**SHORT PROBLEM**.
Look through the records that follow. Copy every line containing the word "text".

**RECORDED DATA**.
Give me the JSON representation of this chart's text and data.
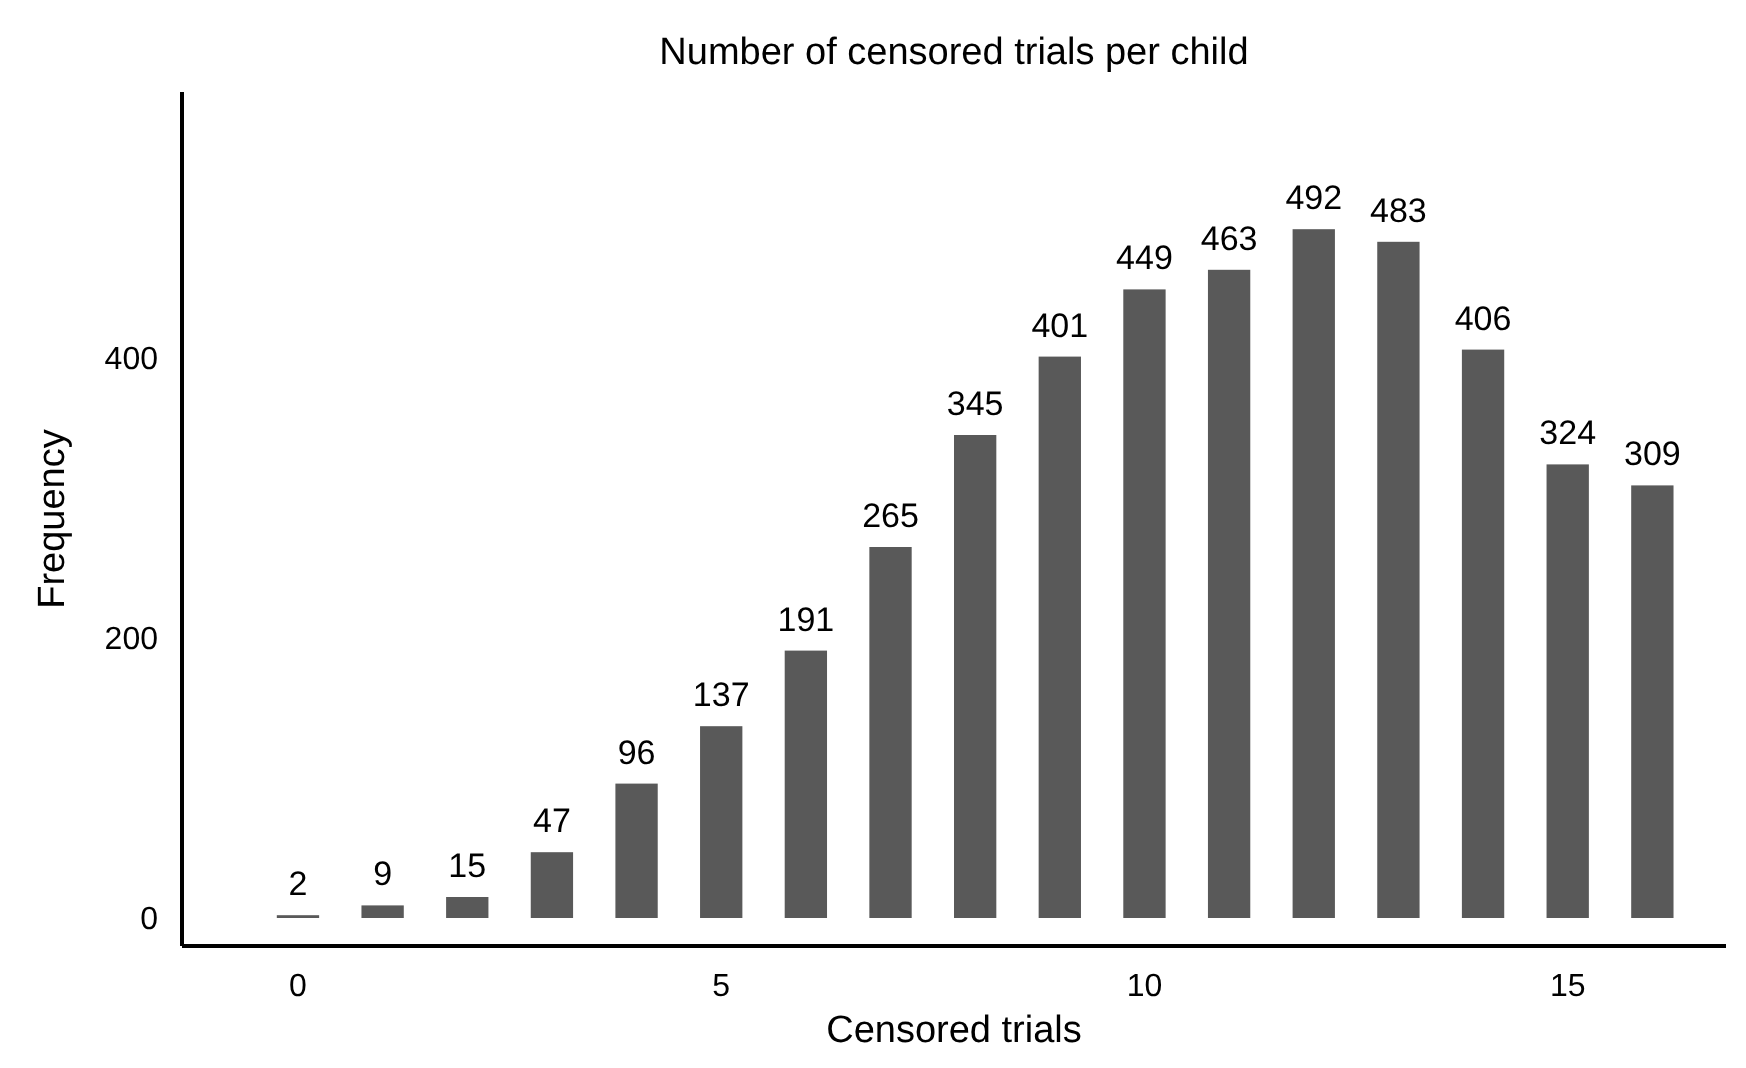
{
  "chart_data": {
    "type": "bar",
    "title": "Number of censored trials per child",
    "xlabel": "Censored trials",
    "ylabel": "Frequency",
    "x": [
      0,
      1,
      2,
      3,
      4,
      5,
      6,
      7,
      8,
      9,
      10,
      11,
      12,
      13,
      14,
      15,
      16
    ],
    "values": [
      2,
      9,
      15,
      47,
      96,
      137,
      191,
      265,
      345,
      401,
      449,
      463,
      492,
      483,
      406,
      324,
      309
    ],
    "color": "#595959",
    "data_labels": true,
    "xlim": [
      -1.37,
      16.87
    ],
    "xticks": [
      0,
      5,
      10,
      15
    ],
    "ylim": [
      -20,
      590
    ],
    "yticks": [
      0,
      200,
      400
    ],
    "grid": false
  }
}
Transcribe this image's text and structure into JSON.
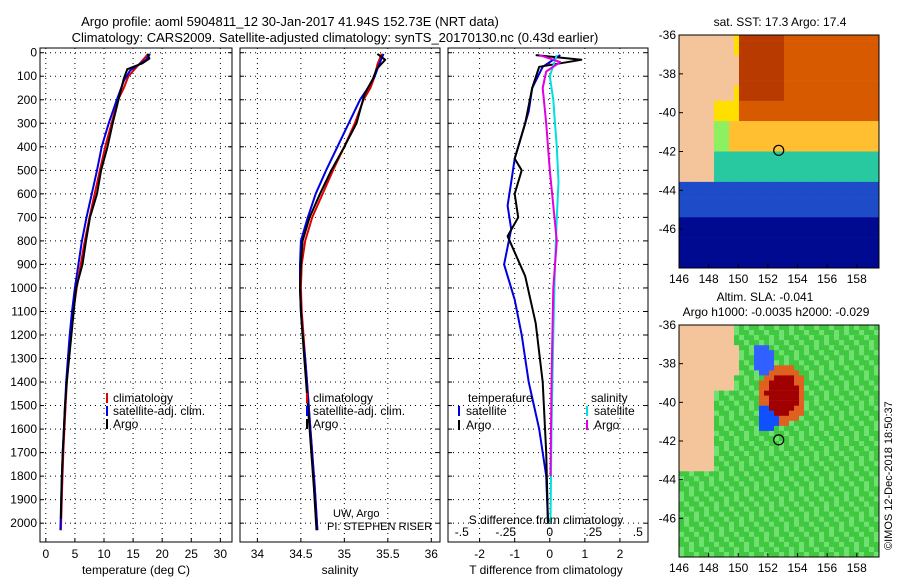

**RESULT FOR THIS EXERCISE**.
Give me the JSON representation of this chart's text and data.
Transcribe this image's text and structure into JSON.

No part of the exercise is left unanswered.